Exercise goal
Write out the records beneath this line exactly as they appear, minus any images.

— Start Data entries —

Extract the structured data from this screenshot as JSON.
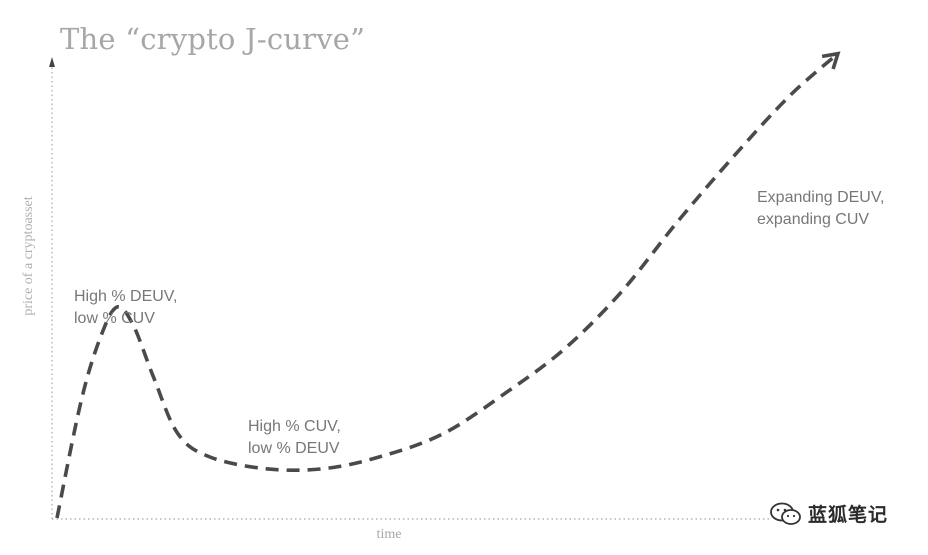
{
  "chart_data": {
    "type": "line",
    "title": "The “crypto J-curve”",
    "xlabel": "time",
    "ylabel": "price of a cryptoasset",
    "grid": false,
    "legend": "none",
    "xlim": [
      0,
      100
    ],
    "ylim": [
      0,
      100
    ],
    "series": [
      {
        "style": "dashed",
        "color": "#4a4a4a",
        "arrow_end": true,
        "points": [
          [
            0,
            0
          ],
          [
            3,
            25
          ],
          [
            5.5,
            39
          ],
          [
            7.5,
            45
          ],
          [
            9.5,
            41
          ],
          [
            12,
            30
          ],
          [
            15,
            18
          ],
          [
            19,
            13
          ],
          [
            26,
            10.5
          ],
          [
            33,
            10.5
          ],
          [
            40,
            13
          ],
          [
            48,
            18
          ],
          [
            56,
            27
          ],
          [
            63,
            36
          ],
          [
            70,
            48
          ],
          [
            77,
            63
          ],
          [
            84,
            77
          ],
          [
            91,
            90
          ],
          [
            97,
            99
          ]
        ]
      }
    ],
    "annotations": [
      {
        "lines": [
          "High % DEUV,",
          "low % CUV"
        ]
      },
      {
        "lines": [
          "High % CUV,",
          "low % DEUV"
        ]
      },
      {
        "lines": [
          "Expanding DEUV,",
          "expanding CUV"
        ]
      }
    ]
  },
  "watermark": {
    "text": "蓝狐笔记"
  }
}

— End Data entries —

Output of the task
Extract the structured data from this screenshot as JSON.
{
  "chart_data": {
    "type": "line",
    "title": "The “crypto J-curve”",
    "xlabel": "time",
    "ylabel": "price of a cryptoasset",
    "grid": false,
    "legend": "none",
    "xlim": [
      0,
      100
    ],
    "ylim": [
      0,
      100
    ],
    "series": [
      {
        "style": "dashed",
        "color": "#4a4a4a",
        "arrow_end": true,
        "points": [
          [
            0,
            0
          ],
          [
            3,
            25
          ],
          [
            5.5,
            39
          ],
          [
            7.5,
            45
          ],
          [
            9.5,
            41
          ],
          [
            12,
            30
          ],
          [
            15,
            18
          ],
          [
            19,
            13
          ],
          [
            26,
            10.5
          ],
          [
            33,
            10.5
          ],
          [
            40,
            13
          ],
          [
            48,
            18
          ],
          [
            56,
            27
          ],
          [
            63,
            36
          ],
          [
            70,
            48
          ],
          [
            77,
            63
          ],
          [
            84,
            77
          ],
          [
            91,
            90
          ],
          [
            97,
            99
          ]
        ]
      }
    ],
    "annotations": [
      {
        "lines": [
          "High % DEUV,",
          "low % CUV"
        ]
      },
      {
        "lines": [
          "High % CUV,",
          "low % DEUV"
        ]
      },
      {
        "lines": [
          "Expanding DEUV,",
          "expanding CUV"
        ]
      }
    ]
  },
  "watermark": {
    "text": "蓝狐笔记"
  }
}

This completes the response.